◆ **Provided data**
>> begin

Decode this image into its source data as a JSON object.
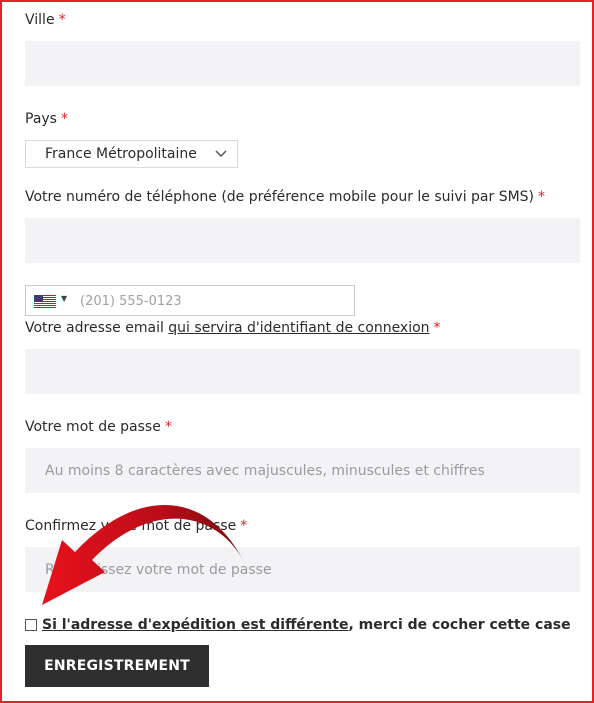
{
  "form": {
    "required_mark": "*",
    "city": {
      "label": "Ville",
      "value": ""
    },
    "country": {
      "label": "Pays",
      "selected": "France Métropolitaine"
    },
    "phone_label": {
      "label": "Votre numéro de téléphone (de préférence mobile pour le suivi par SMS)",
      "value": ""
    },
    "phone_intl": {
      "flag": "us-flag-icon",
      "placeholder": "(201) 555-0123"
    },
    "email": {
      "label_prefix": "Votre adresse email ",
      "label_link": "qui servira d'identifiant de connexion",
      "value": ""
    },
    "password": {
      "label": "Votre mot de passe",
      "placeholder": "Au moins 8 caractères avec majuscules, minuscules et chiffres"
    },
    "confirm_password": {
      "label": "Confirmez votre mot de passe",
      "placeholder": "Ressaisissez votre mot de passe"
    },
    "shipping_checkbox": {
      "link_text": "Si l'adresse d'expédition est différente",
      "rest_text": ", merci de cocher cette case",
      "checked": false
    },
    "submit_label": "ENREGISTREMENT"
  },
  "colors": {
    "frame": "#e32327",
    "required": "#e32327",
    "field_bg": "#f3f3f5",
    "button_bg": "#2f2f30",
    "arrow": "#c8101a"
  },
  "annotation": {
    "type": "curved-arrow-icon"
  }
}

>> end

◆ **What needs to be done**
Using the listing above, list every line in which the string "placeholder" occurs.

◆ **Answer to this task**
      "placeholder": "(201) 555-0123"
      "placeholder": "Au moins 8 caractères avec majuscules, minuscules et chiffres"
      "placeholder": "Ressaisissez votre mot de passe"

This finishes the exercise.